What follows is our second extract from Dave’s work in progress, currently entitled From Solipsism to Socialism – Portrait of a Political Animal. It traces Dave’s personal, social and political development from the 1970s to the turn of the millennium, trying to discover what may lie behind the social and political ideas we choose to identify with. For Dave, there is a complexity of subjective factors underpinning our ideologies, and more often than not, they are in no way ‘political’…
The perfect antidote to an evening’s political entertainment at the Young Conservatives meeting was going home to my favourite television show of the moment, Auf Wiedersehen, Pet – the story of a group of unemployed building workers who’d ‘got on their bikes’ to find work abroad. Dad was a fan of the show because it reminded him of his time in Germany, and because there was some swearing in it. When he picked Stephen and myself up from the meeting he was usually excited from having just watched it, and I was paranoid that he may not have recorded it.
“How was the ‘twits’ tonight?” Dad called my Young Conservative friends “the twits”.

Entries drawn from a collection
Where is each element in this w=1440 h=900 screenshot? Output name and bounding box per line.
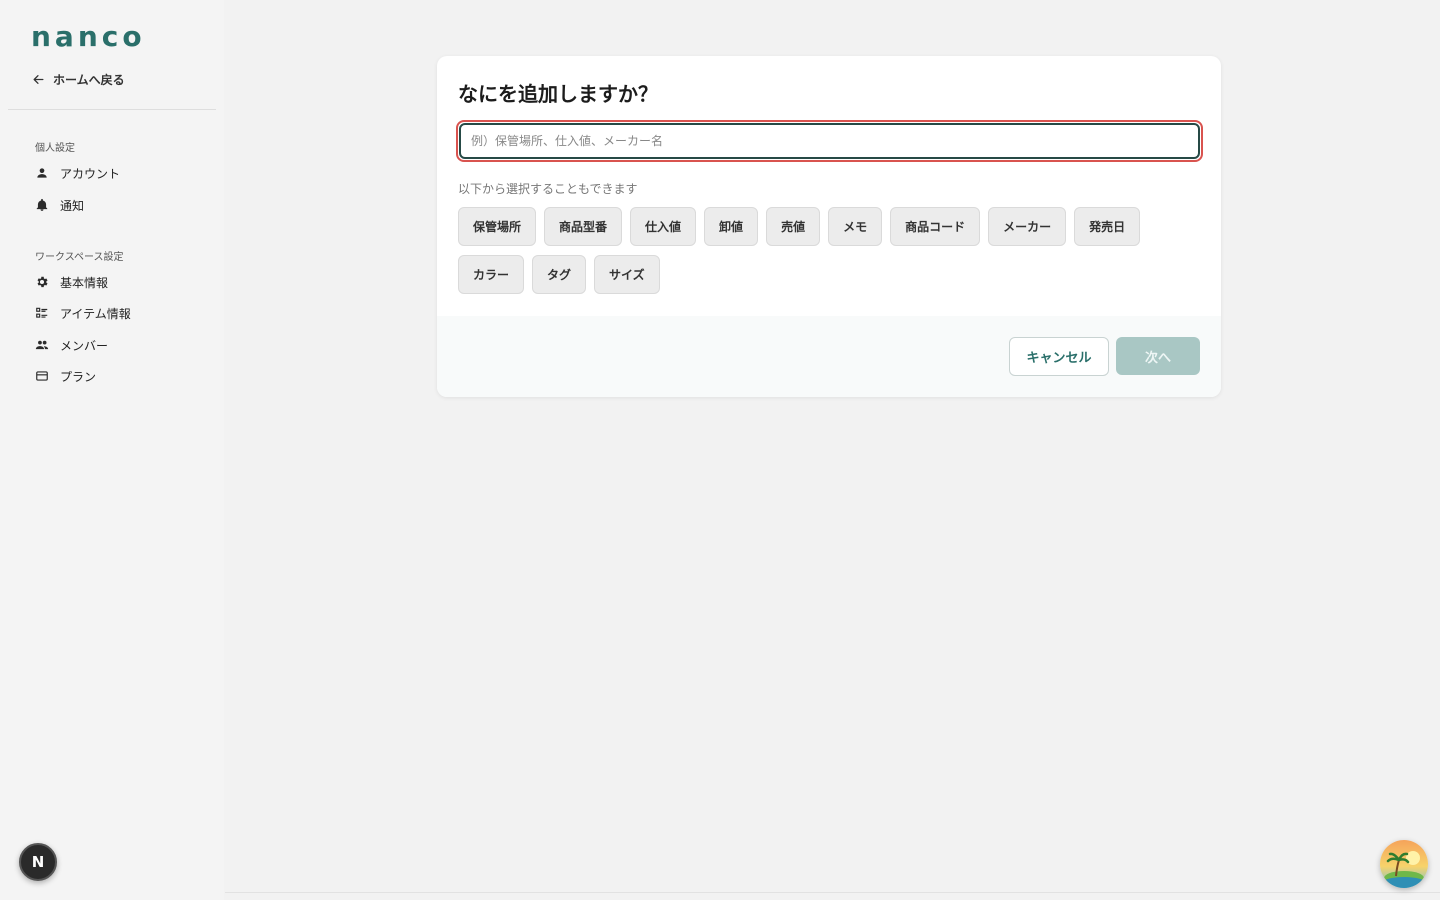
suggestion-chips: 保管場所 商品型番 仕入値 卸値 売値 メモ 商品コード メーカー 発売日 カラ… <box>458 207 1178 294</box>
sidebar: nanco ホームへ戻る 個人設定 アカウント 通知 ワークスペース設定 基本情… <box>0 0 224 900</box>
gear-icon <box>37 276 48 288</box>
sidebar-item-label: 基本情報 <box>60 275 109 290</box>
sidebar-item-label: アカウント <box>60 166 121 181</box>
chip-purchase-price[interactable]: 仕入値 <box>630 207 697 246</box>
choose-hint-text: 以下から選択することもできます <box>458 182 638 196</box>
dialog-title: なにを追加しますか？ <box>458 82 658 106</box>
sidebar-item-label: メンバー <box>60 338 109 353</box>
field-name-input[interactable] <box>459 123 1200 159</box>
next-button[interactable]: 次へ <box>1116 337 1200 375</box>
chip-maker[interactable]: メーカー <box>988 207 1067 246</box>
chip-product-code[interactable]: 商品コード <box>890 207 981 246</box>
chip-selling-price[interactable]: 売値 <box>766 207 821 246</box>
island-avatar-image <box>1380 840 1428 888</box>
sidebar-item-plan[interactable]: プラン <box>35 366 205 386</box>
chip-storage-location[interactable]: 保管場所 <box>458 207 537 246</box>
sidebar-item-item-info[interactable]: アイテム情報 <box>35 303 205 323</box>
dialog-footer: キャンセル 次へ <box>437 316 1221 397</box>
profile-avatar[interactable] <box>1380 840 1428 888</box>
personal-settings-heading: 個人設定 <box>35 143 75 154</box>
person-icon <box>37 168 47 178</box>
people-icon <box>35 340 49 350</box>
sidebar-item-notifications[interactable]: 通知 <box>35 195 205 215</box>
chip-product-model[interactable]: 商品型番 <box>544 207 623 246</box>
workspace-settings-heading: ワークスペース設定 <box>35 252 124 263</box>
credit-card-icon <box>36 371 48 381</box>
sidebar-divider <box>8 109 216 110</box>
chip-release-date[interactable]: 発売日 <box>1074 207 1141 246</box>
app-logo[interactable]: nanco <box>31 20 146 53</box>
chip-tag[interactable]: タグ <box>532 255 587 294</box>
cancel-button[interactable]: キャンセル <box>1009 337 1109 376</box>
list-icon <box>36 307 48 318</box>
sidebar-item-basic-info[interactable]: 基本情報 <box>35 272 205 292</box>
sidebar-item-label: 通知 <box>60 198 85 213</box>
chip-size[interactable]: サイズ <box>594 255 660 294</box>
sidebar-item-account[interactable]: アカウント <box>35 163 205 183</box>
back-to-home-label: ホームへ戻る <box>53 72 125 87</box>
user-avatar[interactable]: N <box>19 843 57 881</box>
field-name-input-wrapper <box>456 120 1203 162</box>
chip-color[interactable]: カラー <box>458 255 525 294</box>
sidebar-item-label: アイテム情報 <box>60 306 131 321</box>
arrow-left-icon <box>33 74 44 84</box>
bell-icon <box>36 198 48 211</box>
sidebar-item-label: プラン <box>60 369 97 384</box>
sidebar-item-members[interactable]: メンバー <box>35 335 205 355</box>
chip-memo[interactable]: メモ <box>828 207 883 246</box>
back-to-home-link[interactable]: ホームへ戻る <box>32 70 125 88</box>
chip-wholesale-price[interactable]: 卸値 <box>704 207 759 246</box>
add-field-dialog: なにを追加しますか？ 以下から選択することもできます 保管場所 商品型番 仕入値… <box>437 56 1221 397</box>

**Task instructions:**
[a] From the rows above, copy out word for word every line starting with the one containing "suggestion-chips: 保管場所 商品型番" and going on through the one containing "dialog-title: なにを追加しますか？ <box>458".
[b] Pick up the memoir extract about Dave's political development right after its last sentence and keep writing.

**The results:**
[a]
suggestion-chips: 保管場所 商品型番 仕入値 卸値 売値 メモ 商品コード メーカー 発売日 カラ… <box>458 207 1178 294</box>
sidebar: nanco ホームへ戻る 個人設定 アカウント 通知 ワークスペース設定 基本情… <box>0 0 224 900</box>
gear-icon <box>37 276 48 288</box>
sidebar-item-label: 基本情報 <box>60 275 109 290</box>
sidebar-item-label: アカウント <box>60 166 121 181</box>
chip-purchase-price[interactable]: 仕入値 <box>630 207 697 246</box>
choose-hint-text: 以下から選択することもできます <box>458 182 638 196</box>
dialog-title: なにを追加しますか？ <box>458 82 658 106</box>

[b]
“Yes, good. Did you remember to tape Auf Wiedersehen?”
“Of course I did, it is all set up for you when you get in.”
“Was it good?”
“Yes it was, Oz insulted the ‘erics’ and said ‘Bollocks man’.”
“Why was he insulting the ‘erics’? They’re not in Germany, they’re in Spain in this series.”
“Oh yeah, that’s right, but he still said ‘Bollocks man’. I love the Geordie accent, don’t you? We’re gannin’ doon the toon like. Why do they always say like? We had some Geordies in the army you know, canny lads like.”
And all the way home with Dad continually muttering to himself, “We’re gannin’ like, we’re gannin’ yem – that means ‘we’re going home’.” “They call women Pet, so it translates to ‘Goodbye love or dear’. “I still remember some German.”
“Yes we know.”
Stephen’s nose flared sarcastically.
As soon as we got in, Dad loaded up the video, whilst Mum made me a sandwich. “Why don’t you watch it as well Mum?”
“Oh, I don’t understand their accents so I wouldn’t be able to follow it.”
“Oh, it’s easy,” interjected Dad, “if they say ‘gannin’ yem’ that means going home, and they’re fond of saying ‘bollocks man’, or ‘bollicks man’ a lot. Yes, that’s it ‘bollicks’ not ‘bollocks’. We ‘ad a lot of ‘em in the army y’knaa, y’knaa.”
“Well I won’t enjoy it if I can’t understand them, and they spend all their time swearing. Anyway, I have the wiping up to do, bring your plate out when you’ve finished the sandwich.”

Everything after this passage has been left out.